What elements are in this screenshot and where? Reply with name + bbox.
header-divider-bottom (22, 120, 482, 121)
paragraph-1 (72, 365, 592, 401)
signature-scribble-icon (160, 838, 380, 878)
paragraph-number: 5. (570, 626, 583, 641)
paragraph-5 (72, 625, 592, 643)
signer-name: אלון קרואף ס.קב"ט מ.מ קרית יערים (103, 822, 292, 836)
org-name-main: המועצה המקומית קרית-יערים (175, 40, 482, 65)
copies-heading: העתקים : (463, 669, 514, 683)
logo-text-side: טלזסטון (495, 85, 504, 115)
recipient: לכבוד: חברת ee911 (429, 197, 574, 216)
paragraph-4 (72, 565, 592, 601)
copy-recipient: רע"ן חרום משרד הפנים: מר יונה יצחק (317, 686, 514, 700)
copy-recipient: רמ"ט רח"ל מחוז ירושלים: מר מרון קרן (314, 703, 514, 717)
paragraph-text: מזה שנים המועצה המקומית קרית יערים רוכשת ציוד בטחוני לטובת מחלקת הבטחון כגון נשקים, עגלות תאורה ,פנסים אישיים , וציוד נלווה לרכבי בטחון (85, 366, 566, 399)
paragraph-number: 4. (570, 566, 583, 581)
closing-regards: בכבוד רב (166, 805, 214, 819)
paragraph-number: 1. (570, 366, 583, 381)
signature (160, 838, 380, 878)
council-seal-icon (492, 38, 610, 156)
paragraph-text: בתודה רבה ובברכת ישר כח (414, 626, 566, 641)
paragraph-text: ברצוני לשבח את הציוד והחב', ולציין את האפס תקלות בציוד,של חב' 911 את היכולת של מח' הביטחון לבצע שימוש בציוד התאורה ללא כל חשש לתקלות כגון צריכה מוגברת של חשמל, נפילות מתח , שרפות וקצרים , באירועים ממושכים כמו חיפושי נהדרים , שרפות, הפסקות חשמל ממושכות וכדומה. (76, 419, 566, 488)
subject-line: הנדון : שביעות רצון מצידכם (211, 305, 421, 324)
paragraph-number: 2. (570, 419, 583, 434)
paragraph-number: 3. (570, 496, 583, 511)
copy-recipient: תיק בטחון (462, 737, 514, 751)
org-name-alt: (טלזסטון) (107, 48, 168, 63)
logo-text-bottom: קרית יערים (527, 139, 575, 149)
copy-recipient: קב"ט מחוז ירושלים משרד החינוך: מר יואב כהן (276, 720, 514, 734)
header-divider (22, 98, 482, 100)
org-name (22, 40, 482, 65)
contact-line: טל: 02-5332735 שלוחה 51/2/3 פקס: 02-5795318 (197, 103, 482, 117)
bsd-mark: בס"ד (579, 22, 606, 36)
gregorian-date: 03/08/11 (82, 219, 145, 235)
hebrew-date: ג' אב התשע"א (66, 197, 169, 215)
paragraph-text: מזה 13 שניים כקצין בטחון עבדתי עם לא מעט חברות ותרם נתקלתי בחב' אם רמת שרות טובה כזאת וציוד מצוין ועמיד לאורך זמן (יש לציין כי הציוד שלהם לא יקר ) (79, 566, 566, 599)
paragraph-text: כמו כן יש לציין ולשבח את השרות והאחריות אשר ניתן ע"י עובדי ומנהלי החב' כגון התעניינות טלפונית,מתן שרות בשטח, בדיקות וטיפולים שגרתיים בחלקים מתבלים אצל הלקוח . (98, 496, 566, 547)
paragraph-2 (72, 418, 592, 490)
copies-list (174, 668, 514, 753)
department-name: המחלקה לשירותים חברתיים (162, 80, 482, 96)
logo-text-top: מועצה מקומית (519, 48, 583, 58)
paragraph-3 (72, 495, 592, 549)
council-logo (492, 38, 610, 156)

Challenge:
Would you reproduce every line of the material above, unchanged and in the same order?

Final result:
What elements are in this screenshot and where? Reply with name + bbox.
header-divider-bottom (22, 120, 482, 121)
paragraph-1 (72, 365, 592, 401)
signature-scribble-icon (160, 838, 380, 878)
paragraph-number: 5. (570, 626, 583, 641)
paragraph-5 (72, 625, 592, 643)
signer-name: אלון קרואף ס.קב"ט מ.מ קרית יערים (103, 822, 292, 836)
org-name-main: המועצה המקומית קרית-יערים (175, 40, 482, 65)
copies-heading: העתקים : (463, 669, 514, 683)
logo-text-side: טלזסטון (495, 85, 504, 115)
recipient: לכבוד: חברת ee911 (429, 197, 574, 216)
paragraph-4 (72, 565, 592, 601)
copy-recipient: רע"ן חרום משרד הפנים: מר יונה יצחק (317, 686, 514, 700)
copy-recipient: רמ"ט רח"ל מחוז ירושלים: מר מרון קרן (314, 703, 514, 717)
paragraph-text: מזה שנים המועצה המקומית קרית יערים רוכשת ציוד בטחוני לטובת מחלקת הבטחון כגון נשקים, עגלות תאורה ,פנסים אישיים , וציוד נלווה לרכבי בטחון (85, 366, 566, 399)
paragraph-number: 4. (570, 566, 583, 581)
closing-regards: בכבוד רב (166, 805, 214, 819)
paragraph-number: 1. (570, 366, 583, 381)
signature (160, 838, 380, 878)
council-seal-icon (492, 38, 610, 156)
paragraph-text: בתודה רבה ובברכת ישר כח (414, 626, 566, 641)
paragraph-text: ברצוני לשבח את הציוד והחב', ולציין את האפס תקלות בציוד,של חב' 911 את היכולת של מח' הביטחון לבצע שימוש בציוד התאורה ללא כל חשש לתקלות כגון צריכה מוגברת של חשמל, נפילות מתח , שרפות וקצרים , באירועים ממושכים כמו חיפושי נהדרים , שרפות, הפסקות חשמל ממושכות וכדומה. (76, 419, 566, 488)
subject-line: הנדון : שביעות רצון מצידכם (211, 305, 421, 324)
paragraph-number: 2. (570, 419, 583, 434)
paragraph-number: 3. (570, 496, 583, 511)
copy-recipient: תיק בטחון (462, 737, 514, 751)
org-name-alt: (טלזסטון) (107, 48, 168, 63)
logo-text-bottom: קרית יערים (527, 139, 575, 149)
copy-recipient: קב"ט מחוז ירושלים משרד החינוך: מר יואב כהן (276, 720, 514, 734)
header-divider (22, 98, 482, 100)
org-name (22, 40, 482, 65)
contact-line: טל: 02-5332735 שלוחה 51/2/3 פקס: 02-5795318 (197, 103, 482, 117)
bsd-mark: בס"ד (579, 22, 606, 36)
gregorian-date: 03/08/11 (82, 219, 145, 235)
hebrew-date: ג' אב התשע"א (66, 197, 169, 215)
paragraph-text: מזה 13 שניים כקצין בטחון עבדתי עם לא מעט חברות ותרם נתקלתי בחב' אם רמת שרות טובה כזאת וציוד מצוין ועמיד לאורך זמן (יש לציין כי הציוד שלהם לא יקר ) (79, 566, 566, 599)
paragraph-text: כמו כן יש לציין ולשבח את השרות והאחריות אשר ניתן ע"י עובדי ומנהלי החב' כגון התעניינות טלפונית,מתן שרות בשטח, בדיקות וטיפולים שגרתיים בחלקים מתבלים אצל הלקוח . (98, 496, 566, 547)
paragraph-2 (72, 418, 592, 490)
copies-list (174, 668, 514, 753)
department-name: המחלקה לשירותים חברתיים (162, 80, 482, 96)
logo-text-top: מועצה מקומית (519, 48, 583, 58)
paragraph-3 (72, 495, 592, 549)
council-logo (492, 38, 610, 156)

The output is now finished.